- **EXCERPTED PASSAGE**:
· · ·

TWO WEIRD THINGS: Bubble burps; “I have to go punch that baby”

WHAT MAKES IT WEIRD: A spectacular blend of quirky plot, offbeat setting, and demented execution, Poor Things is joyously inappropriate. In a film where virtually nobody behaves according to convention, the heroine is someone who casts aside any semblance of decorum in favor of a life lived as she chooses. The result is an unexpected blend of Frankenstein, Big, Candide, and The Opening of Misty Beethoven.

Official trailer for Poor Things

COMMENTS: The most dreaded phase for parents rearing a child is the arrival of “Why?” The fresh, eager, and impressionable mind is hungry for understanding, and the introduction of rules, procedures, and codes of behavior puts many a child at a decision point between compliance and rebellion. Most children want to be obedient, but a good reason would sure help explain why not to just pursue the thing that they want to do.

Bella Baxter is too big to be intimidated, and too curious to be shamed into a Victorian notion of decorousness. She is utterly without inhibition, having been raised by a scientist (dubbed “God,” both an abbreviation of “Godwin” and a description of his role in her life), who himself has been trained to accept everything as potentially interesting data. (He permits her to play with a scalpel in the lab, but only on the corpses he has collected there.) She approaches the world in the manner of a bloodhound sniffing out clues, or an alien visitor eagerly seeking new data. For the record, every orifice is fair game for input, and when her self-exploration suddenly results in extraordinary pleasure, there will be nothing to hold her back. As she asks with some exasperation, “Why would anyone do anything else?”

It’s not hard to understand why Bella has such lust for life. The world in Poor Things is spectacular. From her beginnings in God’s London townhouse/mad scientist’s laboratory that would be the envy of both Victor Frankenstein and Henry Higgins, Bella embarks on a journey through a colorful, otherworldly Europe that is at once cartoonishly fantastical and richly tactile, like a steampunk Epcot. The film’s Lisbon feels like a Lego town square made manifest, Alexandria is Dante’s levels of hell as designed by M. C. Escher, and Paris is a compact, diamond-dusted curlicue of a city. She travels on a cruise ship with a starfaring silhouette and an interior borrowed from the Bradbury Building. And she meets the world with a wardrobe that seems to have been designed on a set of Fashion Plates that combine Lady Duff-Gordon with 1980s teen-girl couture. The film switches from black-and-white to color when Bella discovers the joys of sex, but it’s equally true that the world becomes more visually outrageous as she begins to venture out.

· · ·

- **DATA FOR PROCESSING**:
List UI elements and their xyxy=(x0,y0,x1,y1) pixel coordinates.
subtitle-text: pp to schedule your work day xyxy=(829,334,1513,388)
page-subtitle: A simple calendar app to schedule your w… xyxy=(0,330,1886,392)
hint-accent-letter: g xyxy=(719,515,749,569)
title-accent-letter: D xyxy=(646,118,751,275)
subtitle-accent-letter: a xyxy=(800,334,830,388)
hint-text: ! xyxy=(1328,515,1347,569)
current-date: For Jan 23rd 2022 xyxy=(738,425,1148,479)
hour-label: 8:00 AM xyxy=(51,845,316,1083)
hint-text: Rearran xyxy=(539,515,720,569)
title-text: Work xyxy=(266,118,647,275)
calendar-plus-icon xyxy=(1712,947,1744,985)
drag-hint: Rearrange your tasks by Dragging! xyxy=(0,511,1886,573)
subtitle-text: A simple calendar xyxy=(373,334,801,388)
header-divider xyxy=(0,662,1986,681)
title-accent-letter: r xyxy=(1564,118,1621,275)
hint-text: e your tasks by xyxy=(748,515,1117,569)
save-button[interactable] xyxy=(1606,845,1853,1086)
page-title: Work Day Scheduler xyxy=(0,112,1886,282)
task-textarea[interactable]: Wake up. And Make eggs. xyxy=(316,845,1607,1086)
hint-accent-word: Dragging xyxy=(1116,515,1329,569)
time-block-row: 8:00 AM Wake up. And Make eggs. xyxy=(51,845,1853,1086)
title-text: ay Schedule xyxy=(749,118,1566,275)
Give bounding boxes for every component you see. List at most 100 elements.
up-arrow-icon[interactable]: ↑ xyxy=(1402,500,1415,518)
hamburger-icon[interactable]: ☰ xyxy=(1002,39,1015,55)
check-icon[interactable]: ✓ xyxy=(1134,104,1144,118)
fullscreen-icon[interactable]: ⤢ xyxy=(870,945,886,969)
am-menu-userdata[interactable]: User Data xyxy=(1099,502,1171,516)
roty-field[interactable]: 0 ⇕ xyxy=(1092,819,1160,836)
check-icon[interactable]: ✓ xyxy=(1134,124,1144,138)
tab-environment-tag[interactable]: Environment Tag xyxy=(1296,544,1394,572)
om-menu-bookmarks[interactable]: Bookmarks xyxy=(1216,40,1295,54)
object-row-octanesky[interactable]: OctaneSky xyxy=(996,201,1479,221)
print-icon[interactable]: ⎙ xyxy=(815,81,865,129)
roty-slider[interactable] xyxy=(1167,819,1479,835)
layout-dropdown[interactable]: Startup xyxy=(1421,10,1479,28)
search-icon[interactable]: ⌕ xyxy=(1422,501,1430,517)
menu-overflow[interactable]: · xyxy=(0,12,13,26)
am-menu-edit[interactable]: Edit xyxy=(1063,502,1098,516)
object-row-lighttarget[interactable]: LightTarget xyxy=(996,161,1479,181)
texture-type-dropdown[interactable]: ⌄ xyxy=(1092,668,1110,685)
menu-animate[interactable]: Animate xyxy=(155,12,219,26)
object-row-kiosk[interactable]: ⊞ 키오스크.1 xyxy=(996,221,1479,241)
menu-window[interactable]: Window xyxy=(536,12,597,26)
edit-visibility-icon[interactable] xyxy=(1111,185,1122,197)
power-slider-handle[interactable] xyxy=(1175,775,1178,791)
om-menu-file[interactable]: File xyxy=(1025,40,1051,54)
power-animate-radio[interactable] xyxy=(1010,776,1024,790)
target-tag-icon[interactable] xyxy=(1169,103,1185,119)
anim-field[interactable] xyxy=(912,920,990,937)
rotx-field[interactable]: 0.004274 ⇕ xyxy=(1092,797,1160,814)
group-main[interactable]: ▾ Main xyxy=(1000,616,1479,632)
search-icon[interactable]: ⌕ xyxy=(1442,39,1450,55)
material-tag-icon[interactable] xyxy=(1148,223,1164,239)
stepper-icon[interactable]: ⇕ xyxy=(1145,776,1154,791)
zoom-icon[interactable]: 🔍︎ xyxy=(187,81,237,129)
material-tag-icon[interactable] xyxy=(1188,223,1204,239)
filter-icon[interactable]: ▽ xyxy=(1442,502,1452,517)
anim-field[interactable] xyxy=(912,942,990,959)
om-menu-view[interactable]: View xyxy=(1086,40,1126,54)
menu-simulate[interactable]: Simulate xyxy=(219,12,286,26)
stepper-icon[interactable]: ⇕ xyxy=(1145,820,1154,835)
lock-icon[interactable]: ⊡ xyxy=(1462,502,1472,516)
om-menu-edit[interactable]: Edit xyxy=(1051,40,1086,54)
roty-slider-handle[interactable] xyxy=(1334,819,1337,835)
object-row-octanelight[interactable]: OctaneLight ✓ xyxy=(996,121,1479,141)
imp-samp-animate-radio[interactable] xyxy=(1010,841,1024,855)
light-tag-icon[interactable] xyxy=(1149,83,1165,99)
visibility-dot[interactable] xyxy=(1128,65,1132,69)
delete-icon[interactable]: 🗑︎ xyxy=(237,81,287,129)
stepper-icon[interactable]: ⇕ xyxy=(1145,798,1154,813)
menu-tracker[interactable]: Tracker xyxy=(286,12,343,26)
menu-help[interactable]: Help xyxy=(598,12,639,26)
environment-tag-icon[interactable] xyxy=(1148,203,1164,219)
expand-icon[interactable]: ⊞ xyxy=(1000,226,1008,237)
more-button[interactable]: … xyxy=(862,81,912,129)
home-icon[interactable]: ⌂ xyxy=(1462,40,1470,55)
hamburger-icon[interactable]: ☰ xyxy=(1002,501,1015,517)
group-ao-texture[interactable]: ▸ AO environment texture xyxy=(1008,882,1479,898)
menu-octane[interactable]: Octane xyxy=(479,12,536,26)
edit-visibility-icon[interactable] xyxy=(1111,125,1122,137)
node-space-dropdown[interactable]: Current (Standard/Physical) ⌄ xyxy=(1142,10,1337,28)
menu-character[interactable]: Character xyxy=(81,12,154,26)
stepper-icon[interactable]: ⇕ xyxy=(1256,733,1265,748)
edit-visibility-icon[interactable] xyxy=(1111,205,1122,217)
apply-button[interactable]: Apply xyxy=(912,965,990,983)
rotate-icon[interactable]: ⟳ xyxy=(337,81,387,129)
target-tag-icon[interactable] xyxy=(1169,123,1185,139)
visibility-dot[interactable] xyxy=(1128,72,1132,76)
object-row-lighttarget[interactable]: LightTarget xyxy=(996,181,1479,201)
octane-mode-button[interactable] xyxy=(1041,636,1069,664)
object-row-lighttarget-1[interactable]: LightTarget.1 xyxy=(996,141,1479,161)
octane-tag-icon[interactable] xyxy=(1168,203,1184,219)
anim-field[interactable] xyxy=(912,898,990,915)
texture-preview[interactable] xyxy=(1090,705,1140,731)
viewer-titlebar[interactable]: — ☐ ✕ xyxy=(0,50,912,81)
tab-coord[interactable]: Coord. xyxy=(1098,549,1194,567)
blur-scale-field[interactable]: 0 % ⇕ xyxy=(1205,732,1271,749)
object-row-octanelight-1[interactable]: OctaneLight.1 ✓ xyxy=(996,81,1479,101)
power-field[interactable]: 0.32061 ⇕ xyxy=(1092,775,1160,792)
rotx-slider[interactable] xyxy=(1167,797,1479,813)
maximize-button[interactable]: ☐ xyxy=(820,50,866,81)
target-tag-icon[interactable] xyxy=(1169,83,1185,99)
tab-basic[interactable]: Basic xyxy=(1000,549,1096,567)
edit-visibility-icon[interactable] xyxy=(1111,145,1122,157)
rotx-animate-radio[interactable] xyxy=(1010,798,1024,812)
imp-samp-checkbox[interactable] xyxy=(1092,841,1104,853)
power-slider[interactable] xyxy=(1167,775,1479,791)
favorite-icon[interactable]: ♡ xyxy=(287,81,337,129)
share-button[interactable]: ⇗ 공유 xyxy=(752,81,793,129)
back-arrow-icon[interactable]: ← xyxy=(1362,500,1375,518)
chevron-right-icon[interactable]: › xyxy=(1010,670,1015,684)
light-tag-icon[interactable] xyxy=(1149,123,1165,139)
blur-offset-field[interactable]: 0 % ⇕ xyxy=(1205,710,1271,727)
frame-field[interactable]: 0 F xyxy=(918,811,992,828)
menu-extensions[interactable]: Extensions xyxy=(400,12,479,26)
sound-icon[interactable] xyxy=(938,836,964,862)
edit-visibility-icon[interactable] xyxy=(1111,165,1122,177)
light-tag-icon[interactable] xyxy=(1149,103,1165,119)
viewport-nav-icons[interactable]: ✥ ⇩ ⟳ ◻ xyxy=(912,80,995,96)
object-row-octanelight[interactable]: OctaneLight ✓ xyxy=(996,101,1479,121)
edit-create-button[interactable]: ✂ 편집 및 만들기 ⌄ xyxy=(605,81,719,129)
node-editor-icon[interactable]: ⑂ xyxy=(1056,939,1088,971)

· · ·

- **REQUIREMENTS**:
1/ Write out the entries from their first line through the line containing "current-date: For Jan", inclusive, reproducing each line without any change.
2/ Continue the Poor Things review from its last sentence.

- **EXERCISE RESPONSES**:
1/
List UI elements and their xyxy=(x0,y0,x1,y1) pixel coordinates.
subtitle-text: pp to schedule your work day xyxy=(829,334,1513,388)
page-subtitle: A simple calendar app to schedule your w… xyxy=(0,330,1886,392)
hint-accent-letter: g xyxy=(719,515,749,569)
title-accent-letter: D xyxy=(646,118,751,275)
subtitle-accent-letter: a xyxy=(800,334,830,388)
hint-text: ! xyxy=(1328,515,1347,569)
current-date: For Jan 23rd 2022 xyxy=(738,425,1148,479)

2/
The cast is uniformly good, and in its most pivotal roles, the performers achieve true greatness. Dafoe turns in one of his sweetest performances despite the fact that many of his actions are positively monstrous. He’s an outlandish version of the father who puts his children through hell because hardship built his character, and he can’t imagine why it wouldn’t work for everyone else. Meanwhile, Ruffalo is fascinating, doing work completely unlike anything else on his résumé. It’s fair to argue that he’s wildly miscast as a venal, lascivious scoundrel, but his inappropriateness for the role only heightens his impact. His journey from an amoral spendthrift who can hardly believe his luck at finding someone willing to believe his claims of superior sexual prowess to a petty, vengeance-seeking rodent is riotous.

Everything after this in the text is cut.